■ WHAT IS REQUIRED: Your task is to reproduce the material exactly.

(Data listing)

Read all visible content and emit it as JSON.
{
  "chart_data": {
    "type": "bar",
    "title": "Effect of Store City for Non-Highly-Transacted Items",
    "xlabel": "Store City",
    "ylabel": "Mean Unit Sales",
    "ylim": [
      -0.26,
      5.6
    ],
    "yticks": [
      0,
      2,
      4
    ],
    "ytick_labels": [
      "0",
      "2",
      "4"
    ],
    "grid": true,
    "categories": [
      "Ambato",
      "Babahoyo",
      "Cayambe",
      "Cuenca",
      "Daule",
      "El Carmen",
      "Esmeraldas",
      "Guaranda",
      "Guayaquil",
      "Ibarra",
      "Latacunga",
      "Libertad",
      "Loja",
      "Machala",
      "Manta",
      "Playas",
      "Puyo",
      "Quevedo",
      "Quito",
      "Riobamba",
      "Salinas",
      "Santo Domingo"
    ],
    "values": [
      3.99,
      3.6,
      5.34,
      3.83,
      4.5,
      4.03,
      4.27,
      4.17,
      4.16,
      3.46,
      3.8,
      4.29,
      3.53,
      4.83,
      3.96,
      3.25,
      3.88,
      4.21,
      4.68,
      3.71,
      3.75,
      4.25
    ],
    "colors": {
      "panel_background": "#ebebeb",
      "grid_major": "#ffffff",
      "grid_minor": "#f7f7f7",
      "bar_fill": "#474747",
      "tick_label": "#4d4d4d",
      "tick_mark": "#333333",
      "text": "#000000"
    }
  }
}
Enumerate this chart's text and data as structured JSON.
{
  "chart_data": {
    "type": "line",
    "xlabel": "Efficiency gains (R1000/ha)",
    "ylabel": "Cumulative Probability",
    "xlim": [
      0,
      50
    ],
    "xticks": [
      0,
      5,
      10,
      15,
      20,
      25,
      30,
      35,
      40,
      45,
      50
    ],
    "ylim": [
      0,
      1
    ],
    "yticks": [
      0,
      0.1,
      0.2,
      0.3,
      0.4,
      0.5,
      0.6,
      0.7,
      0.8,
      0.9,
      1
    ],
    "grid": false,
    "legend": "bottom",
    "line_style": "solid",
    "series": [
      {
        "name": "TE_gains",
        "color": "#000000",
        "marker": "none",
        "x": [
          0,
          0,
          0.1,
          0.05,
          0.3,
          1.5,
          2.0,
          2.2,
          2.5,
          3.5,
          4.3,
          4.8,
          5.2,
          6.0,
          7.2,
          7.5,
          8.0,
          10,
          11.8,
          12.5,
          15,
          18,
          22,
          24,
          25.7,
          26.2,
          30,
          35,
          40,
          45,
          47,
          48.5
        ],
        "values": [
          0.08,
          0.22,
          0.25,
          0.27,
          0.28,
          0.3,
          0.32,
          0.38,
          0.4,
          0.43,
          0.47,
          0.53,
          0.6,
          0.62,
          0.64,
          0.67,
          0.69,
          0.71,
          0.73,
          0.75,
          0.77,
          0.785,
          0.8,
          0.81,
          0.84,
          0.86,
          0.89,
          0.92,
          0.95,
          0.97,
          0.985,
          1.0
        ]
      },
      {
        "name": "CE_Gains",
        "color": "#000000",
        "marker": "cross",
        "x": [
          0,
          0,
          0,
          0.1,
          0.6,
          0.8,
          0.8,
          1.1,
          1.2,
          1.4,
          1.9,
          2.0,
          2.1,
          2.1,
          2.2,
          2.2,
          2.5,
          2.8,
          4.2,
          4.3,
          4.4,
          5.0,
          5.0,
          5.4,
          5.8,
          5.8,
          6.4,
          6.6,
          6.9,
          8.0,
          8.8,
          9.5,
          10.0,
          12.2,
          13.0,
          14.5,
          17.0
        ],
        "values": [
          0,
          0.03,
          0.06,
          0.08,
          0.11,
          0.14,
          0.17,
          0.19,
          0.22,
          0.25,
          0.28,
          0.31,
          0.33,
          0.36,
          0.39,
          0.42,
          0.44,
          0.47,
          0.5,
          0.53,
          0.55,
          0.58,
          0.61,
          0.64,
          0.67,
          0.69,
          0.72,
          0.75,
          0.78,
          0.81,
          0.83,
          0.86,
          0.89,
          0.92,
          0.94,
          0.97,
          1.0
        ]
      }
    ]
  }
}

■ EXERCISE RESULT:
Read all visible content and emit it as JSON.
{
  "chart_data": {
    "type": "bar",
    "title": "Effect of Store City for Non-Highly-Transacted Items",
    "xlabel": "Store City",
    "ylabel": "Mean Unit Sales",
    "ylim": [
      -0.26,
      5.6
    ],
    "yticks": [
      0,
      2,
      4
    ],
    "ytick_labels": [
      "0",
      "2",
      "4"
    ],
    "grid": true,
    "categories": [
      "Ambato",
      "Babahoyo",
      "Cayambe",
      "Cuenca",
      "Daule",
      "El Carmen",
      "Esmeraldas",
      "Guaranda",
      "Guayaquil",
      "Ibarra",
      "Latacunga",
      "Libertad",
      "Loja",
      "Machala",
      "Manta",
      "Playas",
      "Puyo",
      "Quevedo",
      "Quito",
      "Riobamba",
      "Salinas",
      "Santo Domingo"
    ],
    "values": [
      3.99,
      3.6,
      5.34,
      3.83,
      4.5,
      4.03,
      4.27,
      4.17,
      4.16,
      3.46,
      3.8,
      4.29,
      3.53,
      4.83,
      3.96,
      3.25,
      3.88,
      4.21,
      4.68,
      3.71,
      3.75,
      4.25
    ],
    "colors": {
      "panel_background": "#ebebeb",
      "grid_major": "#ffffff",
      "grid_minor": "#f7f7f7",
      "bar_fill": "#474747",
      "tick_label": "#4d4d4d",
      "tick_mark": "#333333",
      "text": "#000000"
    }
  }
}
Enumerate this chart's text and data as structured JSON.
{
  "chart_data": {
    "type": "line",
    "xlabel": "Efficiency gains (R1000/ha)",
    "ylabel": "Cumulative Probability",
    "xlim": [
      0,
      50
    ],
    "xticks": [
      0,
      5,
      10,
      15,
      20,
      25,
      30,
      35,
      40,
      45,
      50
    ],
    "ylim": [
      0,
      1
    ],
    "yticks": [
      0,
      0.1,
      0.2,
      0.3,
      0.4,
      0.5,
      0.6,
      0.7,
      0.8,
      0.9,
      1
    ],
    "grid": false,
    "legend": "bottom",
    "line_style": "solid",
    "series": [
      {
        "name": "TE_gains",
        "color": "#000000",
        "marker": "none",
        "x": [
          0,
          0,
          0.1,
          0.05,
          0.3,
          1.5,
          2.0,
          2.2,
          2.5,
          3.5,
          4.3,
          4.8,
          5.2,
          6.0,
          7.2,
          7.5,
          8.0,
          10,
          11.8,
          12.5,
          15,
          18,
          22,
          24,
          25.7,
          26.2,
          30,
          35,
          40,
          45,
          47,
          48.5
        ],
        "values": [
          0.08,
          0.22,
          0.25,
          0.27,
          0.28,
          0.3,
          0.32,
          0.38,
          0.4,
          0.43,
          0.47,
          0.53,
          0.6,
          0.62,
          0.64,
          0.67,
          0.69,
          0.71,
          0.73,
          0.75,
          0.77,
          0.785,
          0.8,
          0.81,
          0.84,
          0.86,
          0.89,
          0.92,
          0.95,
          0.97,
          0.985,
          1.0
        ]
      },
      {
        "name": "CE_Gains",
        "color": "#000000",
        "marker": "cross",
        "x": [
          0,
          0,
          0,
          0.1,
          0.6,
          0.8,
          0.8,
          1.1,
          1.2,
          1.4,
          1.9,
          2.0,
          2.1,
          2.1,
          2.2,
          2.2,
          2.5,
          2.8,
          4.2,
          4.3,
          4.4,
          5.0,
          5.0,
          5.4,
          5.8,
          5.8,
          6.4,
          6.6,
          6.9,
          8.0,
          8.8,
          9.5,
          10.0,
          12.2,
          13.0,
          14.5,
          17.0
        ],
        "values": [
          0,
          0.03,
          0.06,
          0.08,
          0.11,
          0.14,
          0.17,
          0.19,
          0.22,
          0.25,
          0.28,
          0.31,
          0.33,
          0.36,
          0.39,
          0.42,
          0.44,
          0.47,
          0.5,
          0.53,
          0.55,
          0.58,
          0.61,
          0.64,
          0.67,
          0.69,
          0.72,
          0.75,
          0.78,
          0.81,
          0.83,
          0.86,
          0.89,
          0.92,
          0.94,
          0.97,
          1.0
        ]
      }
    ]
  }
}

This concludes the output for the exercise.